**EXERCISE DETAILS**
Your task is to copy every line of the records below that contains "是错误的".

— Start ROWS —

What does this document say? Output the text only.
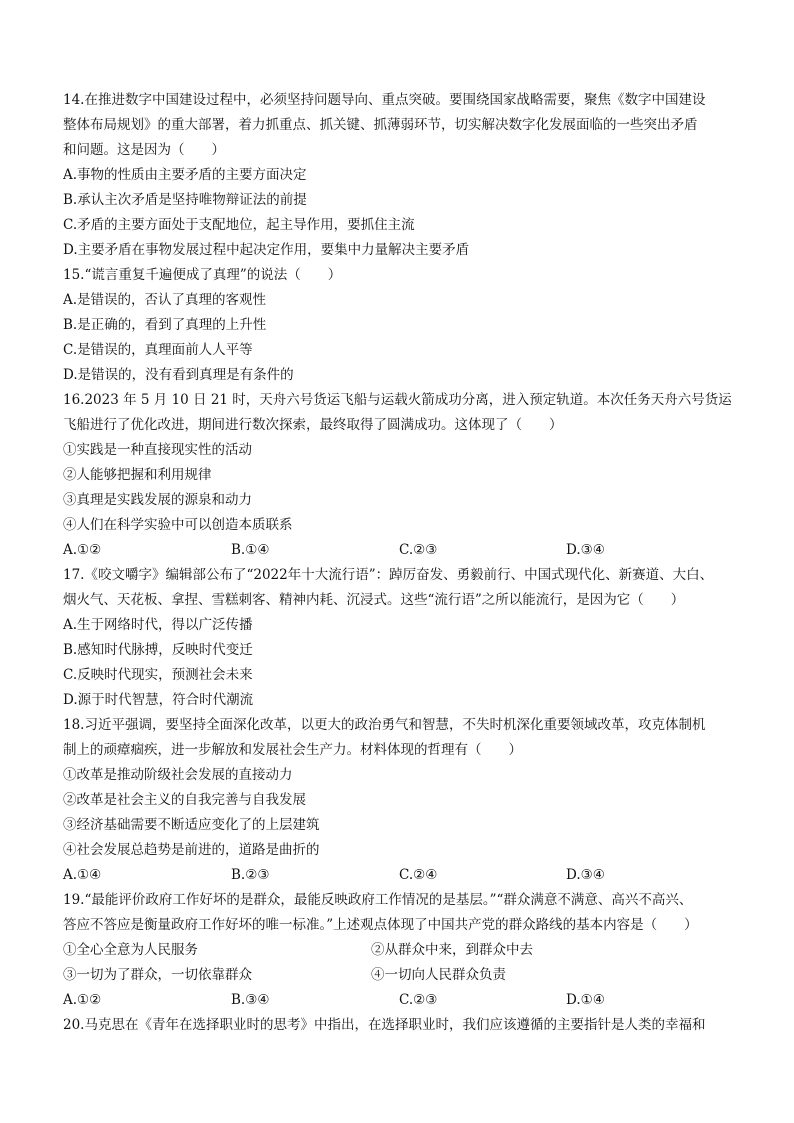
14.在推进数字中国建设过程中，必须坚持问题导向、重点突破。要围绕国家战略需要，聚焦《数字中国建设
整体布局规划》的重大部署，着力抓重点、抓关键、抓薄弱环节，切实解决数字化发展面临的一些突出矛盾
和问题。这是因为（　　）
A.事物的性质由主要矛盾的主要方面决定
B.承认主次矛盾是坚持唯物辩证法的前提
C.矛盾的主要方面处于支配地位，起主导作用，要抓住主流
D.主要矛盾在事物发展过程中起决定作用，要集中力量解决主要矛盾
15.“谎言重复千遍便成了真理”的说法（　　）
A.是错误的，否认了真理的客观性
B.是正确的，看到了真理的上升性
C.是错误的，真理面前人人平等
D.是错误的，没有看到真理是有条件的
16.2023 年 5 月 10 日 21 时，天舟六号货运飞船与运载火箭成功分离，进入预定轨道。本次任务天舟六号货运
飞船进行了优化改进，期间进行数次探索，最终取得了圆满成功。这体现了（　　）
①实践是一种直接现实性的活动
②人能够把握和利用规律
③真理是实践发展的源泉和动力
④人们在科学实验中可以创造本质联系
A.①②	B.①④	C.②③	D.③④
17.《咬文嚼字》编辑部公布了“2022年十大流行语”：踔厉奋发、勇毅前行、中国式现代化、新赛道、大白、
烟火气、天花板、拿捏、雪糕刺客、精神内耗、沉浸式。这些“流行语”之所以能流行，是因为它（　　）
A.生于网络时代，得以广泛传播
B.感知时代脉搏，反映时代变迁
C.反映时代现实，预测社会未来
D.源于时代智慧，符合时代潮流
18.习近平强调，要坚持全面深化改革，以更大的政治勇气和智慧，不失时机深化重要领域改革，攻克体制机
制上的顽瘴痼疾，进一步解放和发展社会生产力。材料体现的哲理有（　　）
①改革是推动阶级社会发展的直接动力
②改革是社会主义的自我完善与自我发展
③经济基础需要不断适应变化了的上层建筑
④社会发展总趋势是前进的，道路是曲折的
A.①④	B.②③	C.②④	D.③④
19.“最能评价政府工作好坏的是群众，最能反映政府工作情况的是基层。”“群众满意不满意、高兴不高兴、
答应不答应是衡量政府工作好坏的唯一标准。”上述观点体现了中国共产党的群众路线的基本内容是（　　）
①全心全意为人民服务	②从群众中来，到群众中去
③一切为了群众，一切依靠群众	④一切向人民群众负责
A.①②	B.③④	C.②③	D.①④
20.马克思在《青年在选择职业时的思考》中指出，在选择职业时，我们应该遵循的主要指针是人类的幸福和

— End ROWS —

**EXERCISE OUTPUT**
A.是错误的，否认了真理的客观性
C.是错误的，真理面前人人平等
D.是错误的，没有看到真理是有条件的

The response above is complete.